§ GOAL
Lines that hold the word "placeholder" should be located and copied.

§ DATA EXCERPTS
= = = = =
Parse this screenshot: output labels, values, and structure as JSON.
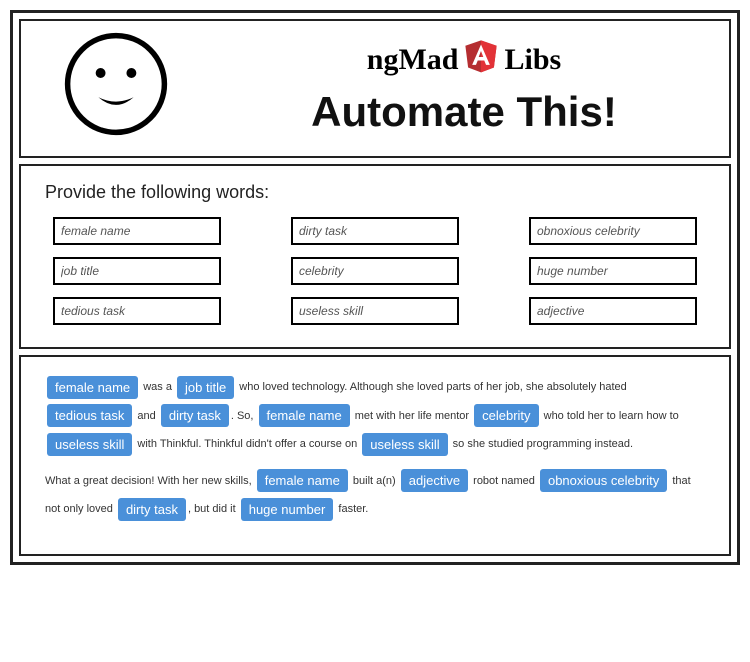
{
  "brand": {
    "pre": "ngMad",
    "post": "Libs"
  },
  "story_title": "Automate This!",
  "prompt": "Provide the following words:",
  "inputs": [
    {
      "key": "female_name",
      "placeholder": "female name"
    },
    {
      "key": "dirty_task",
      "placeholder": "dirty task"
    },
    {
      "key": "obnoxious_celebrity",
      "placeholder": "obnoxious celebrity"
    },
    {
      "key": "job_title",
      "placeholder": "job title"
    },
    {
      "key": "celebrity",
      "placeholder": "celebrity"
    },
    {
      "key": "huge_number",
      "placeholder": "huge number"
    },
    {
      "key": "tedious_task",
      "placeholder": "tedious task"
    },
    {
      "key": "useless_skill",
      "placeholder": "useless skill"
    },
    {
      "key": "adjective",
      "placeholder": "adjective"
    }
  ],
  "chips": {
    "female_name": "female name",
    "job_title": "job title",
    "tedious_task": "tedious task",
    "dirty_task": "dirty task",
    "celebrity": "celebrity",
    "useless_skill": "useless skill",
    "adjective": "adjective",
    "obnoxious_celebrity": "obnoxious celebrity",
    "huge_number": "huge number"
  },
  "story": {
    "t1": " was a ",
    "t2": " who loved technology. Although she loved parts of her job, she absolutely hated ",
    "t3": " and ",
    "t4": ". So, ",
    "t5": " met with her life mentor ",
    "t6": " who told her to learn how to ",
    "t7": " with Thinkful. Thinkful didn't offer a course on ",
    "t8": " so she studied programming instead.",
    "p2a": "What a great decision! With her new skills, ",
    "p2b": " built a(n) ",
    "p2c": " robot named ",
    "p2d": " that not only loved ",
    "p2e": ", but did it ",
    "p2f": " faster."
  }
}
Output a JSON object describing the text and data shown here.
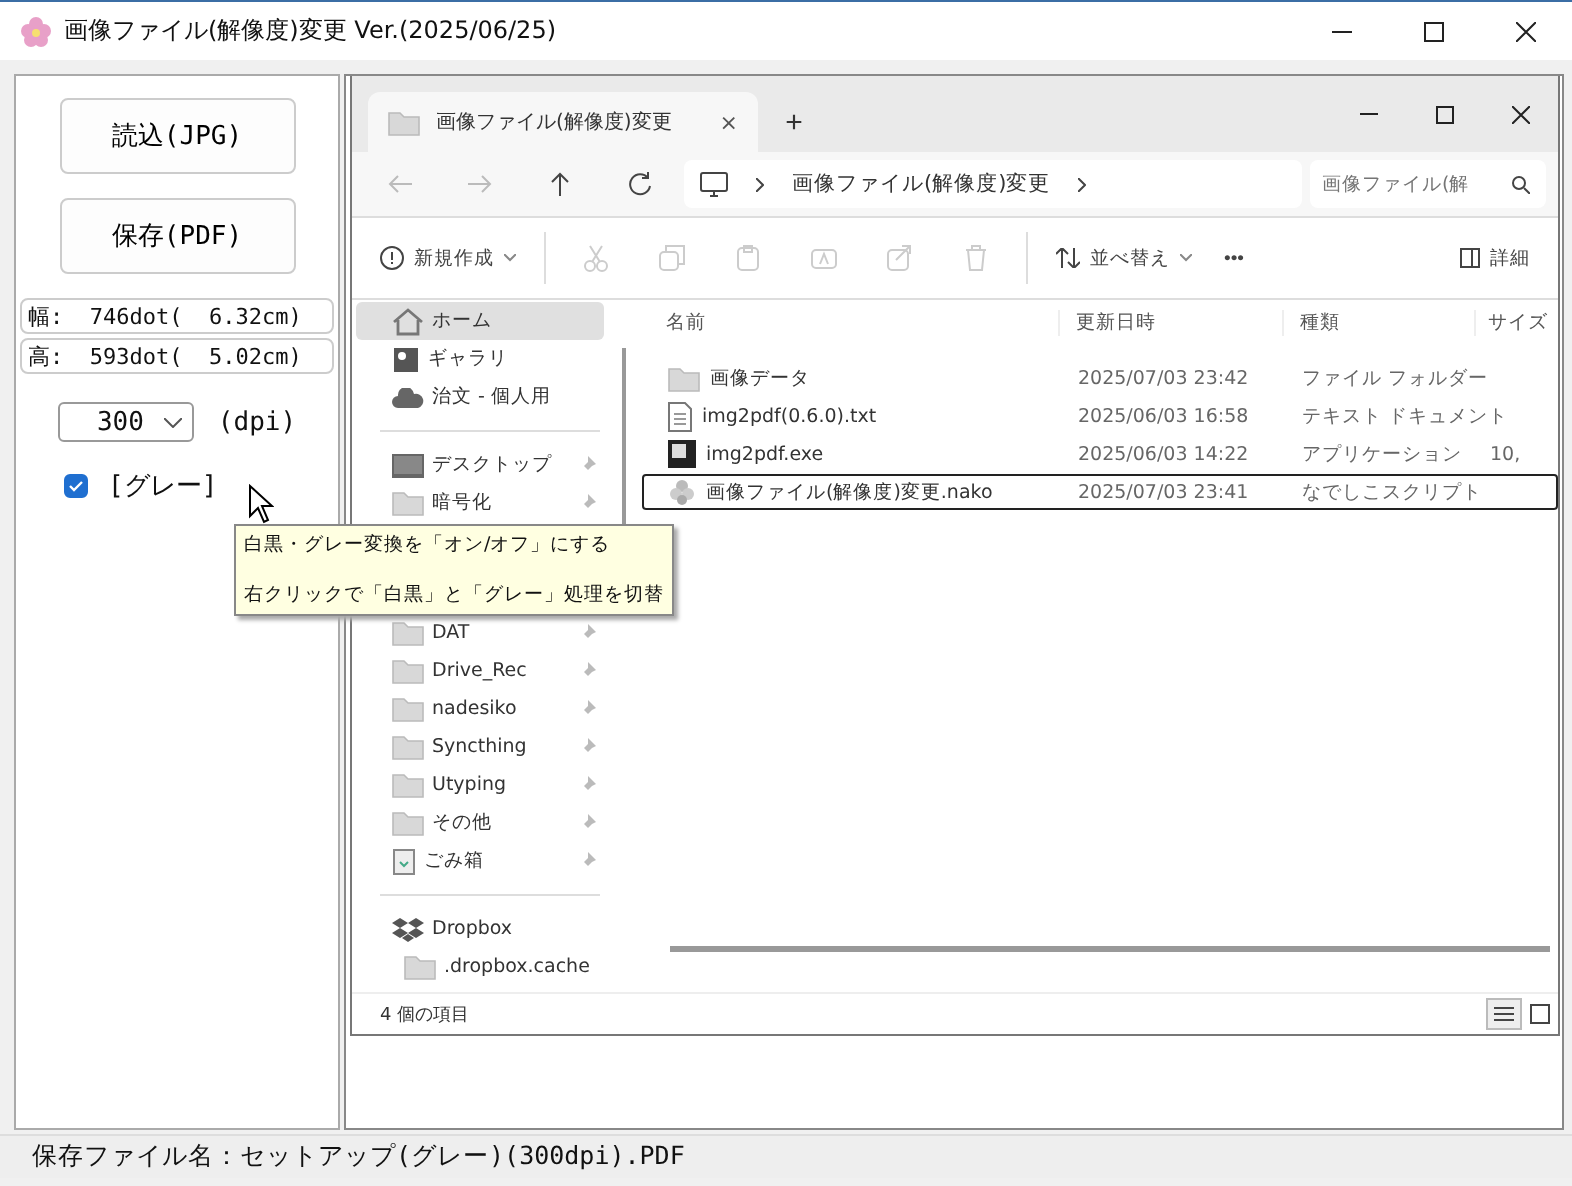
= = = = =
§ ANSWER FOR THIS EXERCISE
      "placeholder": "female name"
      "placeholder": "dirty task"
      "placeholder": "obnoxious celebrity"
      "placeholder": "job title"
      "placeholder": "celebrity"
      "placeholder": "huge number"
      "placeholder": "tedious task"
      "placeholder": "useless skill"
      "placeholder": "adjective"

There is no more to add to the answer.